#### WHAT IS NEEDED:
The entries below should be output exactly as written.

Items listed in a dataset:
%%

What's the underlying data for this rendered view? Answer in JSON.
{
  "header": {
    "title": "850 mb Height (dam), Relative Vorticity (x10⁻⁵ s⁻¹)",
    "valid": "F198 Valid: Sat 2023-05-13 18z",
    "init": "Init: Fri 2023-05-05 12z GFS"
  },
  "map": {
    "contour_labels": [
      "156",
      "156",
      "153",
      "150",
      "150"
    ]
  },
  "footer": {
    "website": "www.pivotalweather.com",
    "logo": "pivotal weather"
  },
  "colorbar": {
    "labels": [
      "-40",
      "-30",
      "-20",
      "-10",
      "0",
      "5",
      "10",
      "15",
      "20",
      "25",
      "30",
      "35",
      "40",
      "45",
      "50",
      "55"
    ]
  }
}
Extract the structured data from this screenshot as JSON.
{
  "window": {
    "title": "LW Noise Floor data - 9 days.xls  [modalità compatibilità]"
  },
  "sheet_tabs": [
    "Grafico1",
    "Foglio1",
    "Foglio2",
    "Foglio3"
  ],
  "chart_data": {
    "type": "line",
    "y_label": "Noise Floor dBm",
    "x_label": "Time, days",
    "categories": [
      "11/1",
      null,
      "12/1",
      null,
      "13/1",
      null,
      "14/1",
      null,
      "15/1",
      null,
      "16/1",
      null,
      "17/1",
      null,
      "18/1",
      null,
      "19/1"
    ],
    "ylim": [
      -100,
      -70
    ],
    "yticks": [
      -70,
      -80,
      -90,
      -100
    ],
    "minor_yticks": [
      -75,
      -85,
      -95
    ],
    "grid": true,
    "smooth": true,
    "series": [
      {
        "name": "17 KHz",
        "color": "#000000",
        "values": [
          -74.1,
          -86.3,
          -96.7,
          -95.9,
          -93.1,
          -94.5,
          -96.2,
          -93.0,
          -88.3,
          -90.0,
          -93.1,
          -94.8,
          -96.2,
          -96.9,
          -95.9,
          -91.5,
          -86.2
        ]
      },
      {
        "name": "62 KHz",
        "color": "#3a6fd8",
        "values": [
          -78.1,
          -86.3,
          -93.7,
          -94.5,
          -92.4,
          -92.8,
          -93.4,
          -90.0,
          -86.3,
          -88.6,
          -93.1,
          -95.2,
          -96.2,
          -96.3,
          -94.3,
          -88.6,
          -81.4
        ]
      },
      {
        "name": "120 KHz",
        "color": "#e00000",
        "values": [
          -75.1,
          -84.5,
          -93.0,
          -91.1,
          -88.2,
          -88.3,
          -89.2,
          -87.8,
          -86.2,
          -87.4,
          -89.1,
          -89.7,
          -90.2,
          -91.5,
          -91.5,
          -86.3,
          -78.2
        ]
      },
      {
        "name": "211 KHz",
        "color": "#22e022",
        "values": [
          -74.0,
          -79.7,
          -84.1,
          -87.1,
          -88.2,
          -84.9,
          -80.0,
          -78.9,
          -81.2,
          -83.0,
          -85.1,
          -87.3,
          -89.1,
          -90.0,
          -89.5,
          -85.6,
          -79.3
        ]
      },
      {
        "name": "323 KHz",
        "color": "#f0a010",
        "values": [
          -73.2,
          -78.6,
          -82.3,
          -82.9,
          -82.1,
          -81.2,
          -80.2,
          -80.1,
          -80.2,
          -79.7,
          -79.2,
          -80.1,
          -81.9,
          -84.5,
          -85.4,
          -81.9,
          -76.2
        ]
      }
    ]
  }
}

%%

#### COMPLETED TASK:
What's the underlying data for this rendered view? Answer in JSON.
{
  "header": {
    "title": "850 mb Height (dam), Relative Vorticity (x10⁻⁵ s⁻¹)",
    "valid": "F198 Valid: Sat 2023-05-13 18z",
    "init": "Init: Fri 2023-05-05 12z GFS"
  },
  "map": {
    "contour_labels": [
      "156",
      "156",
      "153",
      "150",
      "150"
    ]
  },
  "footer": {
    "website": "www.pivotalweather.com",
    "logo": "pivotal weather"
  },
  "colorbar": {
    "labels": [
      "-40",
      "-30",
      "-20",
      "-10",
      "0",
      "5",
      "10",
      "15",
      "20",
      "25",
      "30",
      "35",
      "40",
      "45",
      "50",
      "55"
    ]
  }
}
Extract the structured data from this screenshot as JSON.
{
  "window": {
    "title": "LW Noise Floor data - 9 days.xls  [modalità compatibilità]"
  },
  "sheet_tabs": [
    "Grafico1",
    "Foglio1",
    "Foglio2",
    "Foglio3"
  ],
  "chart_data": {
    "type": "line",
    "y_label": "Noise Floor dBm",
    "x_label": "Time, days",
    "categories": [
      "11/1",
      null,
      "12/1",
      null,
      "13/1",
      null,
      "14/1",
      null,
      "15/1",
      null,
      "16/1",
      null,
      "17/1",
      null,
      "18/1",
      null,
      "19/1"
    ],
    "ylim": [
      -100,
      -70
    ],
    "yticks": [
      -70,
      -80,
      -90,
      -100
    ],
    "minor_yticks": [
      -75,
      -85,
      -95
    ],
    "grid": true,
    "smooth": true,
    "series": [
      {
        "name": "17 KHz",
        "color": "#000000",
        "values": [
          -74.1,
          -86.3,
          -96.7,
          -95.9,
          -93.1,
          -94.5,
          -96.2,
          -93.0,
          -88.3,
          -90.0,
          -93.1,
          -94.8,
          -96.2,
          -96.9,
          -95.9,
          -91.5,
          -86.2
        ]
      },
      {
        "name": "62 KHz",
        "color": "#3a6fd8",
        "values": [
          -78.1,
          -86.3,
          -93.7,
          -94.5,
          -92.4,
          -92.8,
          -93.4,
          -90.0,
          -86.3,
          -88.6,
          -93.1,
          -95.2,
          -96.2,
          -96.3,
          -94.3,
          -88.6,
          -81.4
        ]
      },
      {
        "name": "120 KHz",
        "color": "#e00000",
        "values": [
          -75.1,
          -84.5,
          -93.0,
          -91.1,
          -88.2,
          -88.3,
          -89.2,
          -87.8,
          -86.2,
          -87.4,
          -89.1,
          -89.7,
          -90.2,
          -91.5,
          -91.5,
          -86.3,
          -78.2
        ]
      },
      {
        "name": "211 KHz",
        "color": "#22e022",
        "values": [
          -74.0,
          -79.7,
          -84.1,
          -87.1,
          -88.2,
          -84.9,
          -80.0,
          -78.9,
          -81.2,
          -83.0,
          -85.1,
          -87.3,
          -89.1,
          -90.0,
          -89.5,
          -85.6,
          -79.3
        ]
      },
      {
        "name": "323 KHz",
        "color": "#f0a010",
        "values": [
          -73.2,
          -78.6,
          -82.3,
          -82.9,
          -82.1,
          -81.2,
          -80.2,
          -80.1,
          -80.2,
          -79.7,
          -79.2,
          -80.1,
          -81.9,
          -84.5,
          -85.4,
          -81.9,
          -76.2
        ]
      }
    ]
  }
}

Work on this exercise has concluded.